## START THE INPUT

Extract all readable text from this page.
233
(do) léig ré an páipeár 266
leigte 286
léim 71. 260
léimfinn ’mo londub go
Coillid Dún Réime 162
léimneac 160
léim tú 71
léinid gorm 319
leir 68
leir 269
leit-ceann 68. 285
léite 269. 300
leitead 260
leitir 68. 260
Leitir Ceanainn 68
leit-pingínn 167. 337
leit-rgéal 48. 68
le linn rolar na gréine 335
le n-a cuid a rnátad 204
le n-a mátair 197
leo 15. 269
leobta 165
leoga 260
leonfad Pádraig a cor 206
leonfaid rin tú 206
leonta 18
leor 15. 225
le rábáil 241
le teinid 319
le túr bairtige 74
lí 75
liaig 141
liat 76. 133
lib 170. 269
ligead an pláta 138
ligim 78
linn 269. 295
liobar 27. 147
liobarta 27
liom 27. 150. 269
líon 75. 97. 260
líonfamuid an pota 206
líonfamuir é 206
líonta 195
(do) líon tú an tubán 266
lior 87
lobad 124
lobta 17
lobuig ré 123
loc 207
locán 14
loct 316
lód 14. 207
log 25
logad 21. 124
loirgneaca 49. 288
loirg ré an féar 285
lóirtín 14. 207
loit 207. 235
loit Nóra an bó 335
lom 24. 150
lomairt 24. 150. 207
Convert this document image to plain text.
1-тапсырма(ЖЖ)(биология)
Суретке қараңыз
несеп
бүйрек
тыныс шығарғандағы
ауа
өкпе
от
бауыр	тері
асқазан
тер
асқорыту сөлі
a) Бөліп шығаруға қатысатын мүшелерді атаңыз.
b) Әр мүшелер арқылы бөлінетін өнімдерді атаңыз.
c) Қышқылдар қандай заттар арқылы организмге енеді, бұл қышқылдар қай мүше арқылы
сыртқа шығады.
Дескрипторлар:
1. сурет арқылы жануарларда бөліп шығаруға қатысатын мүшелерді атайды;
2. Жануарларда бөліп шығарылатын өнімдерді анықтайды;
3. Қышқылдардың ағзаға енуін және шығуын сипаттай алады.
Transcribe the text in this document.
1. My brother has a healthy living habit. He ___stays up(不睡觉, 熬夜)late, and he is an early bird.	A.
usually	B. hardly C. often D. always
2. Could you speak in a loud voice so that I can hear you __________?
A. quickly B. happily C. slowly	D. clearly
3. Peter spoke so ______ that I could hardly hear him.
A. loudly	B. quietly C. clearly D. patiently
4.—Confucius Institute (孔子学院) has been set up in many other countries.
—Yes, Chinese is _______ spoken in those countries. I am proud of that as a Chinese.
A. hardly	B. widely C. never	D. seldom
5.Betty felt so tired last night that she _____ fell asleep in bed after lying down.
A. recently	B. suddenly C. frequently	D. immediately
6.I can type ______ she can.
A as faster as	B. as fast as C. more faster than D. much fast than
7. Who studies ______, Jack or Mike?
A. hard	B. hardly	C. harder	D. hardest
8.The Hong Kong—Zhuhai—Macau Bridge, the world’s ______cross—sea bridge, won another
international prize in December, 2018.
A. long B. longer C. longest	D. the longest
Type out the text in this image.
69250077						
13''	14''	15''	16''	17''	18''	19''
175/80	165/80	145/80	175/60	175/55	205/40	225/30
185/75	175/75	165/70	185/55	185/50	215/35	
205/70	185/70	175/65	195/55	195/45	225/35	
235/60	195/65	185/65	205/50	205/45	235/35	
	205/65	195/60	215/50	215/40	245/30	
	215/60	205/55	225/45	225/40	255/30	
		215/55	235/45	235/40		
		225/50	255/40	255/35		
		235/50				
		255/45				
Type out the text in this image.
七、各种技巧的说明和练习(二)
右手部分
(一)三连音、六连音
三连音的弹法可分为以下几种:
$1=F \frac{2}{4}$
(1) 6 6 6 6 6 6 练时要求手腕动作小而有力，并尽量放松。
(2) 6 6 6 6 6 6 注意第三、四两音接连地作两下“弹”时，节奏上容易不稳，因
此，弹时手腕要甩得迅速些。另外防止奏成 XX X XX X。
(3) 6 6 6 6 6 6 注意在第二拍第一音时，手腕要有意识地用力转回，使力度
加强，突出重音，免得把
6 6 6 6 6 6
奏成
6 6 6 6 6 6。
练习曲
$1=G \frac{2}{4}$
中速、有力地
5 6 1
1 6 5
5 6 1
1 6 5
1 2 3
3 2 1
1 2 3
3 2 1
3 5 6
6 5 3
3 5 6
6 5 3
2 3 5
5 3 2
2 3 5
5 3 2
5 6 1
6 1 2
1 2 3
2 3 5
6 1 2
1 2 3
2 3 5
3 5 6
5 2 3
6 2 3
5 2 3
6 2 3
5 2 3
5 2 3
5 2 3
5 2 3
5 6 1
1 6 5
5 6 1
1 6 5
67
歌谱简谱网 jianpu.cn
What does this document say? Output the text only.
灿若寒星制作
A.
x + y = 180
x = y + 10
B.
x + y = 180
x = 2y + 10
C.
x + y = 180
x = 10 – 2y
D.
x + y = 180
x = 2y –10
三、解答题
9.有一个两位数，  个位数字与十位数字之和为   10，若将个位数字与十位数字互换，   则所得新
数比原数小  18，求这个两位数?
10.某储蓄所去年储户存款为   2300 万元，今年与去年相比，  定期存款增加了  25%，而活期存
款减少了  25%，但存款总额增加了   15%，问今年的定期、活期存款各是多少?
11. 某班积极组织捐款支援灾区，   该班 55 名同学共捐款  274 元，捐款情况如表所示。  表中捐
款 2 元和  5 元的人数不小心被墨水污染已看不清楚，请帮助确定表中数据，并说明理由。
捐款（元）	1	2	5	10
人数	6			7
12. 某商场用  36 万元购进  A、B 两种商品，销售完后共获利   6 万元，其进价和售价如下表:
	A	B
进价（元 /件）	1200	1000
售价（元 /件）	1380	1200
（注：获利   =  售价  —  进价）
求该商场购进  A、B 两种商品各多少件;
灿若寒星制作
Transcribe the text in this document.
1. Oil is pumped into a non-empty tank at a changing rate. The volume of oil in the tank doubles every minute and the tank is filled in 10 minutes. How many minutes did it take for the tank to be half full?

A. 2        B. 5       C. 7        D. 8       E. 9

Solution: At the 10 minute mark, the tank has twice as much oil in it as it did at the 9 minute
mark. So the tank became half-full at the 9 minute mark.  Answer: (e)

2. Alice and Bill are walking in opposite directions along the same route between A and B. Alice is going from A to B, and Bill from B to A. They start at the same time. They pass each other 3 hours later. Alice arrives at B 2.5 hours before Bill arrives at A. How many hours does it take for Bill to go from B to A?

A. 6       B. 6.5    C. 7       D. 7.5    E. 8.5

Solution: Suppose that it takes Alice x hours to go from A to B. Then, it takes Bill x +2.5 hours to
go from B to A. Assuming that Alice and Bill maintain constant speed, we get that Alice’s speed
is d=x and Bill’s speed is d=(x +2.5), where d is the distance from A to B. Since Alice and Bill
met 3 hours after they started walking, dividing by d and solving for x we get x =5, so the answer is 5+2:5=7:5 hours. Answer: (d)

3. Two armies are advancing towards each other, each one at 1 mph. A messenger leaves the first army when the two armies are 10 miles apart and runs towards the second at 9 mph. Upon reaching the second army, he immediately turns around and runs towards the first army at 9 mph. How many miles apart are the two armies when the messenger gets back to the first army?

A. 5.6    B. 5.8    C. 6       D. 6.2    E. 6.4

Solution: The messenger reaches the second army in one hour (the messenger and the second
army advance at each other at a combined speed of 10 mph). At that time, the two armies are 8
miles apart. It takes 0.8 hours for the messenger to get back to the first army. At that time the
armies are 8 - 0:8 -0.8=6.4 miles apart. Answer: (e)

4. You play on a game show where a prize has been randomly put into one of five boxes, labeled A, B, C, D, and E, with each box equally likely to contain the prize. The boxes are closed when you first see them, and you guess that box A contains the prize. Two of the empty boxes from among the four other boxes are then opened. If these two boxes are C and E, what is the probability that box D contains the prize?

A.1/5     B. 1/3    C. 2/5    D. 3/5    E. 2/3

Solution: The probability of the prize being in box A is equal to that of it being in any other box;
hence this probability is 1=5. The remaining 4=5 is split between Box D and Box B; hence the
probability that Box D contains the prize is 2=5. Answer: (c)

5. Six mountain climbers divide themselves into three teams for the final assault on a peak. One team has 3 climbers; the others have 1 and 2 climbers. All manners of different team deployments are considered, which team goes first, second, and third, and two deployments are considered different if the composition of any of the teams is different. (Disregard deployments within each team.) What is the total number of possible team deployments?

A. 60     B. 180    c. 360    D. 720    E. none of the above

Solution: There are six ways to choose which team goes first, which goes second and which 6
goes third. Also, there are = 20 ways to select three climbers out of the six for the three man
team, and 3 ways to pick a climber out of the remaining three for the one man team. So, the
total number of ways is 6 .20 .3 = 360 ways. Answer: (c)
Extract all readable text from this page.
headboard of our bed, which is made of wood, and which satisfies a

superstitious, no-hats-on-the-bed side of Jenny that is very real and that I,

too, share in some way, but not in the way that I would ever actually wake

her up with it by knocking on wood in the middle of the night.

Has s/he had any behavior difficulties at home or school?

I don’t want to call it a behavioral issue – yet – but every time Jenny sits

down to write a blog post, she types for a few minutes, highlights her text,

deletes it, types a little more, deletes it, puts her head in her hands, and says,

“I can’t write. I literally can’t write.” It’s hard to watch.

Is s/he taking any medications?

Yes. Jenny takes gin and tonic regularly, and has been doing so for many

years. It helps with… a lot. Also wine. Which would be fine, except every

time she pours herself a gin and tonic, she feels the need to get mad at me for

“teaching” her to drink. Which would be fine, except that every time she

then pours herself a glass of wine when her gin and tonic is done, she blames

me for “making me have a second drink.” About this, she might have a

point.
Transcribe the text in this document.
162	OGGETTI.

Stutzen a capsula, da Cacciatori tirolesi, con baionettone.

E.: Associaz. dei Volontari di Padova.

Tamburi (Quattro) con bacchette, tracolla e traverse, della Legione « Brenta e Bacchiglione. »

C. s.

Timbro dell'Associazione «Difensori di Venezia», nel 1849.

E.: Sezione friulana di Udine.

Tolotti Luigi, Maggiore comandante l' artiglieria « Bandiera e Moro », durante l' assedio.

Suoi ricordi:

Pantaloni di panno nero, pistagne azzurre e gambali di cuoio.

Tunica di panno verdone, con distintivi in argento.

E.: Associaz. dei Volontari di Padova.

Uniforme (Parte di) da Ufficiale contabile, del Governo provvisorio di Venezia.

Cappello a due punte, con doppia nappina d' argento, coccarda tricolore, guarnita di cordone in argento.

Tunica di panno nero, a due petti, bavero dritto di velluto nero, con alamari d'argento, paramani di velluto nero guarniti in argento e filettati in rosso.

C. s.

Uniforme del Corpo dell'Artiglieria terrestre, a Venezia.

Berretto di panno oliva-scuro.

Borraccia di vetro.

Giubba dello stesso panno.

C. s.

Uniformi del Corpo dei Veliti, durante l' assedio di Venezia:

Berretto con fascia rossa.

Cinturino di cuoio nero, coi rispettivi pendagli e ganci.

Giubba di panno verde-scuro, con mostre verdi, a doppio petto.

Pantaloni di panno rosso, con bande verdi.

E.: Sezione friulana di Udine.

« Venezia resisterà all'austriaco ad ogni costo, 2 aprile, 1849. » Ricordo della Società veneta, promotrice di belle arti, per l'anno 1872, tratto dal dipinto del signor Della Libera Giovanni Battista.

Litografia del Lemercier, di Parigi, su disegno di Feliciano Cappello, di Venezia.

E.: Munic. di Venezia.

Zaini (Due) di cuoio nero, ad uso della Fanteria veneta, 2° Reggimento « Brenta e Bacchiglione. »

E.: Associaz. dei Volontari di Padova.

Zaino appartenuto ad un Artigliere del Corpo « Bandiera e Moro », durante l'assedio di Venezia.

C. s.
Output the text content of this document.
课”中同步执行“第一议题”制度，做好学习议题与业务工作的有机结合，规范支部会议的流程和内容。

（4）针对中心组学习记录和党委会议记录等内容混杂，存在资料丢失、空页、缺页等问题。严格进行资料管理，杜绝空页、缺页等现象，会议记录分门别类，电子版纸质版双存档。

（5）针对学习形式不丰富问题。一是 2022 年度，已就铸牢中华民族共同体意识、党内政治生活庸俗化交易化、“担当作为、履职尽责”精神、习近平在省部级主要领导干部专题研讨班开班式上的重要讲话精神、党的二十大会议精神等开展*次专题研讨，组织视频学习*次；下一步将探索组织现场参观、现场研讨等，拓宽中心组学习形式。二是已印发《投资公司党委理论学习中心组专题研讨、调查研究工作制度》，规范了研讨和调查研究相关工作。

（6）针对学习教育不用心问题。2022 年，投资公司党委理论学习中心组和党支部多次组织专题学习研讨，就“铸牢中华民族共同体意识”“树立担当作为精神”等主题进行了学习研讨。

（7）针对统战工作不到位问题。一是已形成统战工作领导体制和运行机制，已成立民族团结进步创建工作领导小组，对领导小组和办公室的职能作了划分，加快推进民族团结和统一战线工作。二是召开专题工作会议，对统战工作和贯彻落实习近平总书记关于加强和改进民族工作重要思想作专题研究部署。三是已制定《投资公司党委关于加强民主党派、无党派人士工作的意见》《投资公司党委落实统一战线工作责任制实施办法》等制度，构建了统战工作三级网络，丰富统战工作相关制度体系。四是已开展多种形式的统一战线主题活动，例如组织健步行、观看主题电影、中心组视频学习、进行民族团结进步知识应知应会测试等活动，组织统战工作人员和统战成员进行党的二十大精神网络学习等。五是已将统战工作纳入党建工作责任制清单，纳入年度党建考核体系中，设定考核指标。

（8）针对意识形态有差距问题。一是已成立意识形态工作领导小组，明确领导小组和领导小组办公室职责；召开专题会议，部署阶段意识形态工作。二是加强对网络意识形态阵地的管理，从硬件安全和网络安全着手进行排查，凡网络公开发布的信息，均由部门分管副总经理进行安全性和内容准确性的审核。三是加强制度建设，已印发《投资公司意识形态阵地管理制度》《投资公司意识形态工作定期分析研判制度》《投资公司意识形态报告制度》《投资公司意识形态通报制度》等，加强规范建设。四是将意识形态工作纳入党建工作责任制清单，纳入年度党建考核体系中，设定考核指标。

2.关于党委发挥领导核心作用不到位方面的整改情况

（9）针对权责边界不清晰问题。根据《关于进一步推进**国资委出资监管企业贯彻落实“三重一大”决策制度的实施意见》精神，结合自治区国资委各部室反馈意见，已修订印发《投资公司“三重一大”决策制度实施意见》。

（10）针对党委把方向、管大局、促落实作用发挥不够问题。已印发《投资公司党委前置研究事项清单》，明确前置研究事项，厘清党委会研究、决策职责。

## END THE INPUT

AIM>
Copy all lines of the material above where the string "number" occurs.

COMPLETE RESPONSE>
5. Six mountain climbers divide themselves into three teams for the final assault on a peak. One team has 3 climbers; the others have 1 and 2 climbers. All manners of different team deployments are considered, which team goes first, second, and third, and two deployments are considered different if the composition of any of the teams is different. (Disregard deployments within each team.) What is the total number of possible team deployments?
total number of ways is 6 .20 .3 = 360 ways. Answer: (c)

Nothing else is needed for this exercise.